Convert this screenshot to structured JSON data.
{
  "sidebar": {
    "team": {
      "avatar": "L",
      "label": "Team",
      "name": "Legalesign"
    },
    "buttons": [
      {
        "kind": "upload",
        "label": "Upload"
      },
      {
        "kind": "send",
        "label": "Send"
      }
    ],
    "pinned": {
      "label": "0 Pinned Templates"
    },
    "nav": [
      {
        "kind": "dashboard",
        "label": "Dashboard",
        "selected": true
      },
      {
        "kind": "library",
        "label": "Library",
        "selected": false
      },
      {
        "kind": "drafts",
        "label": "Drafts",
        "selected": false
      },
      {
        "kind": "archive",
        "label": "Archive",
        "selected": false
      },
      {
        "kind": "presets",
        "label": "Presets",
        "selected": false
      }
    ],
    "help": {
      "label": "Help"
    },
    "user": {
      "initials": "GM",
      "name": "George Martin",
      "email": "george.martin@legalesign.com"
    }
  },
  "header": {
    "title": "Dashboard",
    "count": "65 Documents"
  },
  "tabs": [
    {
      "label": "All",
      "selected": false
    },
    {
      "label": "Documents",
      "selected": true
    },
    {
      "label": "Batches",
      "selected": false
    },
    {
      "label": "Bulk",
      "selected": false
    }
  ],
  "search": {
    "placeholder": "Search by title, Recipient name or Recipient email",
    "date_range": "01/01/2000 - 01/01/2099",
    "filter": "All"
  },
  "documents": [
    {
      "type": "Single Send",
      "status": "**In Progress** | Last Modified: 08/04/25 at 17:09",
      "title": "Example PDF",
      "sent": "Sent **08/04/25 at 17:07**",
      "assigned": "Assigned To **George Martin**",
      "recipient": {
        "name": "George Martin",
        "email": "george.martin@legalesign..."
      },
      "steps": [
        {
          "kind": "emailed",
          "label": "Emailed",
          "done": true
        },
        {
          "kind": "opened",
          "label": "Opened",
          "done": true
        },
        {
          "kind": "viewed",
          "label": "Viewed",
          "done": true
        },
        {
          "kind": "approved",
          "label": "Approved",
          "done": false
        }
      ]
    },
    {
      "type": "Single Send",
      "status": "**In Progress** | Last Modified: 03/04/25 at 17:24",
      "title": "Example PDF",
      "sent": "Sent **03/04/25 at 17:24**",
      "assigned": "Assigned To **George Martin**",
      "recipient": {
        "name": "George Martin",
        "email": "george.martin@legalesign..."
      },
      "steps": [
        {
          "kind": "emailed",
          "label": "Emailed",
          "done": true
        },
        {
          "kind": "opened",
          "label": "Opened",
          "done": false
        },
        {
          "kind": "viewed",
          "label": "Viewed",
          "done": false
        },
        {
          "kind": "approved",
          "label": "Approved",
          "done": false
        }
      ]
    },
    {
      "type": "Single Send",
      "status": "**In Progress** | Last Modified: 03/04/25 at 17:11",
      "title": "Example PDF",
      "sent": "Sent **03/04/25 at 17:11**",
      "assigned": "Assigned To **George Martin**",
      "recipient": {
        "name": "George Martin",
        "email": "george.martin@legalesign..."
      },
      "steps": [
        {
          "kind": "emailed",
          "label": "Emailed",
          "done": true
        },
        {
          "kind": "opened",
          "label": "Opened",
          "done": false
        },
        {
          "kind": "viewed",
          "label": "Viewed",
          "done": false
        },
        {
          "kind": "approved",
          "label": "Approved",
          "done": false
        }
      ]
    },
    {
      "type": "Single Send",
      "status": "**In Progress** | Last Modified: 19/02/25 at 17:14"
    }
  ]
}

* _DESCRIPTION OF THE TASK_
All of the entries must be quoted exactly; please include each one.

* _EXERCISE OUTPUT_
Convert this screenshot to structured JSON data.
{
  "sidebar": {
    "team": {
      "avatar": "L",
      "label": "Team",
      "name": "Legalesign"
    },
    "buttons": [
      {
        "kind": "upload",
        "label": "Upload"
      },
      {
        "kind": "send",
        "label": "Send"
      }
    ],
    "pinned": {
      "label": "0 Pinned Templates"
    },
    "nav": [
      {
        "kind": "dashboard",
        "label": "Dashboard",
        "selected": true
      },
      {
        "kind": "library",
        "label": "Library",
        "selected": false
      },
      {
        "kind": "drafts",
        "label": "Drafts",
        "selected": false
      },
      {
        "kind": "archive",
        "label": "Archive",
        "selected": false
      },
      {
        "kind": "presets",
        "label": "Presets",
        "selected": false
      }
    ],
    "help": {
      "label": "Help"
    },
    "user": {
      "initials": "GM",
      "name": "George Martin",
      "email": "george.martin@legalesign.com"
    }
  },
  "header": {
    "title": "Dashboard",
    "count": "65 Documents"
  },
  "tabs": [
    {
      "label": "All",
      "selected": false
    },
    {
      "label": "Documents",
      "selected": true
    },
    {
      "label": "Batches",
      "selected": false
    },
    {
      "label": "Bulk",
      "selected": false
    }
  ],
  "search": {
    "placeholder": "Search by title, Recipient name or Recipient email",
    "date_range": "01/01/2000 - 01/01/2099",
    "filter": "All"
  },
  "documents": [
    {
      "type": "Single Send",
      "status": "**In Progress** | Last Modified: 08/04/25 at 17:09",
      "title": "Example PDF",
      "sent": "Sent **08/04/25 at 17:07**",
      "assigned": "Assigned To **George Martin**",
      "recipient": {
        "name": "George Martin",
        "email": "george.martin@legalesign..."
      },
      "steps": [
        {
          "kind": "emailed",
          "label": "Emailed",
          "done": true
        },
        {
          "kind": "opened",
          "label": "Opened",
          "done": true
        },
        {
          "kind": "viewed",
          "label": "Viewed",
          "done": true
        },
        {
          "kind": "approved",
          "label": "Approved",
          "done": false
        }
      ]
    },
    {
      "type": "Single Send",
      "status": "**In Progress** | Last Modified: 03/04/25 at 17:24",
      "title": "Example PDF",
      "sent": "Sent **03/04/25 at 17:24**",
      "assigned": "Assigned To **George Martin**",
      "recipient": {
        "name": "George Martin",
        "email": "george.martin@legalesign..."
      },
      "steps": [
        {
          "kind": "emailed",
          "label": "Emailed",
          "done": true
        },
        {
          "kind": "opened",
          "label": "Opened",
          "done": false
        },
        {
          "kind": "viewed",
          "label": "Viewed",
          "done": false
        },
        {
          "kind": "approved",
          "label": "Approved",
          "done": false
        }
      ]
    },
    {
      "type": "Single Send",
      "status": "**In Progress** | Last Modified: 03/04/25 at 17:11",
      "title": "Example PDF",
      "sent": "Sent **03/04/25 at 17:11**",
      "assigned": "Assigned To **George Martin**",
      "recipient": {
        "name": "George Martin",
        "email": "george.martin@legalesign..."
      },
      "steps": [
        {
          "kind": "emailed",
          "label": "Emailed",
          "done": true
        },
        {
          "kind": "opened",
          "label": "Opened",
          "done": false
        },
        {
          "kind": "viewed",
          "label": "Viewed",
          "done": false
        },
        {
          "kind": "approved",
          "label": "Approved",
          "done": false
        }
      ]
    },
    {
      "type": "Single Send",
      "status": "**In Progress** | Last Modified: 19/02/25 at 17:14"
    }
  ]
}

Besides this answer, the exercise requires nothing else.